--- Written exercise ---
Your task is to copy each line that has the word "Operacionales".

--- Data in this exercise ---
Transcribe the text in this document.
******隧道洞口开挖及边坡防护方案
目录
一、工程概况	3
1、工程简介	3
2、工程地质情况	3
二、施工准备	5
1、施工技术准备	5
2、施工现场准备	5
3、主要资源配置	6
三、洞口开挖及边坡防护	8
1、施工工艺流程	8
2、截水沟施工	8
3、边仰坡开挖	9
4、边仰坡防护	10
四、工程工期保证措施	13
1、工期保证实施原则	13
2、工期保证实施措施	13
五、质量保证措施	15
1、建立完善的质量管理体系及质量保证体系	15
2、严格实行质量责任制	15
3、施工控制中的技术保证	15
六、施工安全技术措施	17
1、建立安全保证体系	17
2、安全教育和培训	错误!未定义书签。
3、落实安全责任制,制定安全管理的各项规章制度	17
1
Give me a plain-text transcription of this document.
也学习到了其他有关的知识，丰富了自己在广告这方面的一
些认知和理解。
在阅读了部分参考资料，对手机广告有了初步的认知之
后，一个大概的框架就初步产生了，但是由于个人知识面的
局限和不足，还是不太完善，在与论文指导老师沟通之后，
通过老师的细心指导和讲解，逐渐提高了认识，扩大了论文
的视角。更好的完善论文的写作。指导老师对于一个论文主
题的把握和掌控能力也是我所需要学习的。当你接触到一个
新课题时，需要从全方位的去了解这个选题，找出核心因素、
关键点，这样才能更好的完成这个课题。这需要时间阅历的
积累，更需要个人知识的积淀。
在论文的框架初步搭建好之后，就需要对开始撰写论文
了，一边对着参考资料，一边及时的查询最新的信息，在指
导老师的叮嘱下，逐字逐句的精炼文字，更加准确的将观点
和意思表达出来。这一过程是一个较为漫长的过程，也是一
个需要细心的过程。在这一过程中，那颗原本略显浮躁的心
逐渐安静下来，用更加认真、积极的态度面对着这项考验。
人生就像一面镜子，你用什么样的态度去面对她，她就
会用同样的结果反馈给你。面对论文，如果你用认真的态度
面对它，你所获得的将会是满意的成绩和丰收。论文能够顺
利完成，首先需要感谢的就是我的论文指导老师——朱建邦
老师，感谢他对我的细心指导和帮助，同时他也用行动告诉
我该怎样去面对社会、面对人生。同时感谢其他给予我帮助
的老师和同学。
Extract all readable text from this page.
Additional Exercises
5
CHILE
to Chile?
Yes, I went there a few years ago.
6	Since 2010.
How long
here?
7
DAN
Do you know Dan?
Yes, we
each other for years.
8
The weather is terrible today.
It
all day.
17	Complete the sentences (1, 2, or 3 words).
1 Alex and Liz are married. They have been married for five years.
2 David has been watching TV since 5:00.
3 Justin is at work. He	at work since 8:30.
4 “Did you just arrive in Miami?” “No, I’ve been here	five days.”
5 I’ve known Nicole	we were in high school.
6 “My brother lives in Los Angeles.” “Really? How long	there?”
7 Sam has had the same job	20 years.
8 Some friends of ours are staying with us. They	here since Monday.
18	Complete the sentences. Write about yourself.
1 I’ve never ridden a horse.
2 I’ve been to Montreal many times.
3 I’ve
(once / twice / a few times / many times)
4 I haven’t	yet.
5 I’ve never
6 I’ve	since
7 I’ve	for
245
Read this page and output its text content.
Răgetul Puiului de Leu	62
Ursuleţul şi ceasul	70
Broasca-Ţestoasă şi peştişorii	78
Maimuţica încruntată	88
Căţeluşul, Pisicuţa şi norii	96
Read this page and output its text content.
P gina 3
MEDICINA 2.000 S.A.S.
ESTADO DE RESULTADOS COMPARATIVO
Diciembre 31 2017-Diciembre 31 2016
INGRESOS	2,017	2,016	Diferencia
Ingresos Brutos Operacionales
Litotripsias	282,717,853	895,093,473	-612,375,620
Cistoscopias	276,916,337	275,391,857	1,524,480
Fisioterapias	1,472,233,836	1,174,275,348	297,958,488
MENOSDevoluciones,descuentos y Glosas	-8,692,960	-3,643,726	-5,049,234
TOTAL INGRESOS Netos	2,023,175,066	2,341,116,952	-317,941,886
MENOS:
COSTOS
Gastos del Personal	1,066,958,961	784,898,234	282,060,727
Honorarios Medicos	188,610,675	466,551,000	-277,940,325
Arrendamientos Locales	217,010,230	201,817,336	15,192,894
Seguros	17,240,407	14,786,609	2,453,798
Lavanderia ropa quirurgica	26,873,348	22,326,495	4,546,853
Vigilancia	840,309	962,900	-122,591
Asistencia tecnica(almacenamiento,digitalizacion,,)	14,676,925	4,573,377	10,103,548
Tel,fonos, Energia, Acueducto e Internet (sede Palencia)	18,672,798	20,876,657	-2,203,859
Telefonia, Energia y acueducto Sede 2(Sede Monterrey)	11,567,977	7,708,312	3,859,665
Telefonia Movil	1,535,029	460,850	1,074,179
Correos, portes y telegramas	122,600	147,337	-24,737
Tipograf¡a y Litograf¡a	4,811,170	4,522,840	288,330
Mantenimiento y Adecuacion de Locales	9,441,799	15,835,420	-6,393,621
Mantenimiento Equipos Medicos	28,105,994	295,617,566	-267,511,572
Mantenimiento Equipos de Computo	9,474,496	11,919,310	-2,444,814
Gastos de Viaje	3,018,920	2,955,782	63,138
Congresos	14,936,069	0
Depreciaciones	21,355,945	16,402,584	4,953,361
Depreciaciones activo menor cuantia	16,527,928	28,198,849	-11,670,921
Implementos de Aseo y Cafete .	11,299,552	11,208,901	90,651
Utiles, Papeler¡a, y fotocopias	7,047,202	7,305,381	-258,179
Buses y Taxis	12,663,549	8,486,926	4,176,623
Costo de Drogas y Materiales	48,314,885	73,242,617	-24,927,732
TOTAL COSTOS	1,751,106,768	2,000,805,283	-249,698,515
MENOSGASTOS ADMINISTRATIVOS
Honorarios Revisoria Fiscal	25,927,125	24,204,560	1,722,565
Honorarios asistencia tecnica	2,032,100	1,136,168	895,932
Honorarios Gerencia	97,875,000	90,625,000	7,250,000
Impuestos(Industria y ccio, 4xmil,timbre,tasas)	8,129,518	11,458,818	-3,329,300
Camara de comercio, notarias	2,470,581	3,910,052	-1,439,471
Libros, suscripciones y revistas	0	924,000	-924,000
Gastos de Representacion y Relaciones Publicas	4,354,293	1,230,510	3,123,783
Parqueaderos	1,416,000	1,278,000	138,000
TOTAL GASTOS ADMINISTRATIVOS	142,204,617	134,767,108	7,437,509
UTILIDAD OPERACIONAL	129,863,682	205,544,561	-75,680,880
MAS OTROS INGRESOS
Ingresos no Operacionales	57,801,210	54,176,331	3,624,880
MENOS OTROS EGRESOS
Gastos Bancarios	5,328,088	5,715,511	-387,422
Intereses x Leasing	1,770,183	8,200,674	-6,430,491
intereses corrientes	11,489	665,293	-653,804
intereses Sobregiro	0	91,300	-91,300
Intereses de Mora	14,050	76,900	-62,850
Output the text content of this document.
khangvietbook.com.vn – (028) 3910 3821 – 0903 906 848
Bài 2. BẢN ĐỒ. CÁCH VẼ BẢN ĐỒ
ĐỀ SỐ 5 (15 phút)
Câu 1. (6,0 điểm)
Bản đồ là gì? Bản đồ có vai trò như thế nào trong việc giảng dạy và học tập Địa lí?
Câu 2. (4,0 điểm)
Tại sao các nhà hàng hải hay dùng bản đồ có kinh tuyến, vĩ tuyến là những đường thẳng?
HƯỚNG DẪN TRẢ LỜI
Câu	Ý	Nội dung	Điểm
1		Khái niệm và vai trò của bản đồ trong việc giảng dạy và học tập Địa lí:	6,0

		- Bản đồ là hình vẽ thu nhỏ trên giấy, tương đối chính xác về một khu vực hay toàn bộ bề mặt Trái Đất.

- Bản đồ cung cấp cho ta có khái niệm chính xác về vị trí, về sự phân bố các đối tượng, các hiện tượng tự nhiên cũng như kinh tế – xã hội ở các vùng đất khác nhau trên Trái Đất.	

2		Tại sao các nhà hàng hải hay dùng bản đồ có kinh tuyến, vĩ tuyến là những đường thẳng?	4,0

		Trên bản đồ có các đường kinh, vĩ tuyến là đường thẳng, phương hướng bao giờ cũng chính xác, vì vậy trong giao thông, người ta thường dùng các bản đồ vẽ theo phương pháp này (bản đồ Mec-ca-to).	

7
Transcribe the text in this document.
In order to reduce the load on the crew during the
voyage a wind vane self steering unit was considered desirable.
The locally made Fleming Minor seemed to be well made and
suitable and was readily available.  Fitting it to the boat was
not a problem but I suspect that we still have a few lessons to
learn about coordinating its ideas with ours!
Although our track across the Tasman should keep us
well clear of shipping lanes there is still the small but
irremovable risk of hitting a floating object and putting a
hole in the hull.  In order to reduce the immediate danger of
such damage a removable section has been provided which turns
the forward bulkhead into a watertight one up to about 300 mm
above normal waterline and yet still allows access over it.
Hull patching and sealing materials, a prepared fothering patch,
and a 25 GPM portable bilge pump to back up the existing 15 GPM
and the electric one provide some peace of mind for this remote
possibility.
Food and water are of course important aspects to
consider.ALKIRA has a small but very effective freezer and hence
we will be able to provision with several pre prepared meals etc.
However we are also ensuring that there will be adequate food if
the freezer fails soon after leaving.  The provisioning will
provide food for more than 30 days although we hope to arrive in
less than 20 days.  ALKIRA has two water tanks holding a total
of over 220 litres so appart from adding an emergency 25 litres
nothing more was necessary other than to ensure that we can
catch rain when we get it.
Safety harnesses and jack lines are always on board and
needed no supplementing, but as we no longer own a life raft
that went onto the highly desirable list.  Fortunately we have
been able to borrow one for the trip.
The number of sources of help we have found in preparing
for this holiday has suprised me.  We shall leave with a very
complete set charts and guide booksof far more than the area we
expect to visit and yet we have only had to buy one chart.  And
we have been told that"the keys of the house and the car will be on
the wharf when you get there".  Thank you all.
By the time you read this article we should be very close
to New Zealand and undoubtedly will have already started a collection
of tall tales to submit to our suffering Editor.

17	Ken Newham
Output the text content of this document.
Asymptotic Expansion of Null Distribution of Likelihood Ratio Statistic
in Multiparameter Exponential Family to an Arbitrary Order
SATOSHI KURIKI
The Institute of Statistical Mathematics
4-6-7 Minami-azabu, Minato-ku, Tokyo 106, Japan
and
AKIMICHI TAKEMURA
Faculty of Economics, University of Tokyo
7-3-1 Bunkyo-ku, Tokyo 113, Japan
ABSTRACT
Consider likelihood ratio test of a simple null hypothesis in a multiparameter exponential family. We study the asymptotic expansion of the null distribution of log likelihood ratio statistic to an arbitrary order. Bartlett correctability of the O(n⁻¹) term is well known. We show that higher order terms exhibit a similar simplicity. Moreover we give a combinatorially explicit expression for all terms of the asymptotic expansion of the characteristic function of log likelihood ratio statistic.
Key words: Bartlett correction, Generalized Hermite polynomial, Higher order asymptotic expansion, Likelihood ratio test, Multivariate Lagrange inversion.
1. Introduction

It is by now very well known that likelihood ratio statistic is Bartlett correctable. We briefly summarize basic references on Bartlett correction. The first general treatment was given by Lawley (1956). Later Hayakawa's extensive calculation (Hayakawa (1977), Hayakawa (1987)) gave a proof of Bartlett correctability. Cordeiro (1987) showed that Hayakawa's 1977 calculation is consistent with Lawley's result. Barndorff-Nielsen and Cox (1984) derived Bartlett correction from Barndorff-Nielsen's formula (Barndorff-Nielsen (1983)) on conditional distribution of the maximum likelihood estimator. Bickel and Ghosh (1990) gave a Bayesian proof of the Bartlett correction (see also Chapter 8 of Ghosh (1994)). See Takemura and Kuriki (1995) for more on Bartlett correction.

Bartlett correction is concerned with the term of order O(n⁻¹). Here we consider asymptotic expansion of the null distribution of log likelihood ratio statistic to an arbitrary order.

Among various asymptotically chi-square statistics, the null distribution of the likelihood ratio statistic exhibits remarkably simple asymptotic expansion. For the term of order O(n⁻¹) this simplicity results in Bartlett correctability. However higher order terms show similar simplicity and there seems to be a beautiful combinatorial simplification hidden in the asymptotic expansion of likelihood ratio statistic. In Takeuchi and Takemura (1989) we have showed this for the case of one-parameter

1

--- Answer to the task ---
Ingresos Brutos Operacionales
Ingresos no Operacionales	57,801,210	54,176,331	3,624,880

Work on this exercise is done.